##### Given data
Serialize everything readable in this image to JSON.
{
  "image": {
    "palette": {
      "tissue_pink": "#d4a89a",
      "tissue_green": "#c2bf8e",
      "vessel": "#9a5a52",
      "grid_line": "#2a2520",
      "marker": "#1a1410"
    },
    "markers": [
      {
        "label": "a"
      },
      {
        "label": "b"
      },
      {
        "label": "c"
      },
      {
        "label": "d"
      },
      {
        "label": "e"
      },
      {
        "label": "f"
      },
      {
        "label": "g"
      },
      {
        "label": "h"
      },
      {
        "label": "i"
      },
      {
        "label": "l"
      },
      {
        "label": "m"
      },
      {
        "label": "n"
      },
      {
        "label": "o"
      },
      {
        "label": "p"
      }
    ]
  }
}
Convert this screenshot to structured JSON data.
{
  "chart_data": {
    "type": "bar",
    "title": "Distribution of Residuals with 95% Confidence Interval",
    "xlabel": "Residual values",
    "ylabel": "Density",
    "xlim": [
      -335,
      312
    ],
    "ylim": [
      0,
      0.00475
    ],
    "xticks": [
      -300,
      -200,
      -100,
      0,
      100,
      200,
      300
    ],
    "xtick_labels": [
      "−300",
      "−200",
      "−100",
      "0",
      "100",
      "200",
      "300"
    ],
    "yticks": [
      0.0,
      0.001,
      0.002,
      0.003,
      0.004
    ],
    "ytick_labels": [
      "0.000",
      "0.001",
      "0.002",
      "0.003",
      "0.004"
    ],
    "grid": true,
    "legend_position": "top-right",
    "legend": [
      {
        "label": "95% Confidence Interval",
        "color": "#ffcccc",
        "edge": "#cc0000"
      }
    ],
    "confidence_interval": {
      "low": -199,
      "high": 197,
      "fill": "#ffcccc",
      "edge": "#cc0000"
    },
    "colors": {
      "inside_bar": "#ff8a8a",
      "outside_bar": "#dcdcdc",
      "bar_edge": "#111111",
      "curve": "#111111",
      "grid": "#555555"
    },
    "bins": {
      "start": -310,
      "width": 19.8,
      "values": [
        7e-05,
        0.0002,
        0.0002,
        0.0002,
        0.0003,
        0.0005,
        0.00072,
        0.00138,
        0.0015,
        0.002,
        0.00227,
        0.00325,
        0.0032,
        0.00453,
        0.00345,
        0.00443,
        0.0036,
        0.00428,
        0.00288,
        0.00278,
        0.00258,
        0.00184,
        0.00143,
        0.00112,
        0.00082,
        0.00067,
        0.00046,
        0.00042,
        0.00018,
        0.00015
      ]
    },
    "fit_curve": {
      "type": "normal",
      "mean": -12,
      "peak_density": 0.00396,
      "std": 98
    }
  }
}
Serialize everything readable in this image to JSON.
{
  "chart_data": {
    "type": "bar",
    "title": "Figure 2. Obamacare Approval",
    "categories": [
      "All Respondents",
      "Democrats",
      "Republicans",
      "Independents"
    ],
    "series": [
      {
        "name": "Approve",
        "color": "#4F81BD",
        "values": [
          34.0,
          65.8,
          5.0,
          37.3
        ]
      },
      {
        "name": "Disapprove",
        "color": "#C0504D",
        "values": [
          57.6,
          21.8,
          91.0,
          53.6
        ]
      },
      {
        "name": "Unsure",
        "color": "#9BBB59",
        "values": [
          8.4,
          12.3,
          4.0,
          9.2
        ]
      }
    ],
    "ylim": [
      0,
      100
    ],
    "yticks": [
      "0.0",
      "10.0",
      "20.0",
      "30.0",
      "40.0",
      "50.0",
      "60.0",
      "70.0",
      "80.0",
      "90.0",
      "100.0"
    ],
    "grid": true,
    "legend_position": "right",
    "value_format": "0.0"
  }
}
##########
**Task objective**
Set down the listing above in full, please, exactly as it appears.

**Solution for this problem**
Serialize everything readable in this image to JSON.
{
  "image": {
    "palette": {
      "tissue_pink": "#d4a89a",
      "tissue_green": "#c2bf8e",
      "vessel": "#9a5a52",
      "grid_line": "#2a2520",
      "marker": "#1a1410"
    },
    "markers": [
      {
        "label": "a"
      },
      {
        "label": "b"
      },
      {
        "label": "c"
      },
      {
        "label": "d"
      },
      {
        "label": "e"
      },
      {
        "label": "f"
      },
      {
        "label": "g"
      },
      {
        "label": "h"
      },
      {
        "label": "i"
      },
      {
        "label": "l"
      },
      {
        "label": "m"
      },
      {
        "label": "n"
      },
      {
        "label": "o"
      },
      {
        "label": "p"
      }
    ]
  }
}
Convert this screenshot to structured JSON data.
{
  "chart_data": {
    "type": "bar",
    "title": "Distribution of Residuals with 95% Confidence Interval",
    "xlabel": "Residual values",
    "ylabel": "Density",
    "xlim": [
      -335,
      312
    ],
    "ylim": [
      0,
      0.00475
    ],
    "xticks": [
      -300,
      -200,
      -100,
      0,
      100,
      200,
      300
    ],
    "xtick_labels": [
      "−300",
      "−200",
      "−100",
      "0",
      "100",
      "200",
      "300"
    ],
    "yticks": [
      0.0,
      0.001,
      0.002,
      0.003,
      0.004
    ],
    "ytick_labels": [
      "0.000",
      "0.001",
      "0.002",
      "0.003",
      "0.004"
    ],
    "grid": true,
    "legend_position": "top-right",
    "legend": [
      {
        "label": "95% Confidence Interval",
        "color": "#ffcccc",
        "edge": "#cc0000"
      }
    ],
    "confidence_interval": {
      "low": -199,
      "high": 197,
      "fill": "#ffcccc",
      "edge": "#cc0000"
    },
    "colors": {
      "inside_bar": "#ff8a8a",
      "outside_bar": "#dcdcdc",
      "bar_edge": "#111111",
      "curve": "#111111",
      "grid": "#555555"
    },
    "bins": {
      "start": -310,
      "width": 19.8,
      "values": [
        7e-05,
        0.0002,
        0.0002,
        0.0002,
        0.0003,
        0.0005,
        0.00072,
        0.00138,
        0.0015,
        0.002,
        0.00227,
        0.00325,
        0.0032,
        0.00453,
        0.00345,
        0.00443,
        0.0036,
        0.00428,
        0.00288,
        0.00278,
        0.00258,
        0.00184,
        0.00143,
        0.00112,
        0.00082,
        0.00067,
        0.00046,
        0.00042,
        0.00018,
        0.00015
      ]
    },
    "fit_curve": {
      "type": "normal",
      "mean": -12,
      "peak_density": 0.00396,
      "std": 98
    }
  }
}
Serialize everything readable in this image to JSON.
{
  "chart_data": {
    "type": "bar",
    "title": "Figure 2. Obamacare Approval",
    "categories": [
      "All Respondents",
      "Democrats",
      "Republicans",
      "Independents"
    ],
    "series": [
      {
        "name": "Approve",
        "color": "#4F81BD",
        "values": [
          34.0,
          65.8,
          5.0,
          37.3
        ]
      },
      {
        "name": "Disapprove",
        "color": "#C0504D",
        "values": [
          57.6,
          21.8,
          91.0,
          53.6
        ]
      },
      {
        "name": "Unsure",
        "color": "#9BBB59",
        "values": [
          8.4,
          12.3,
          4.0,
          9.2
        ]
      }
    ],
    "ylim": [
      0,
      100
    ],
    "yticks": [
      "0.0",
      "10.0",
      "20.0",
      "30.0",
      "40.0",
      "50.0",
      "60.0",
      "70.0",
      "80.0",
      "90.0",
      "100.0"
    ],
    "grid": true,
    "legend_position": "right",
    "value_format": "0.0"
  }
}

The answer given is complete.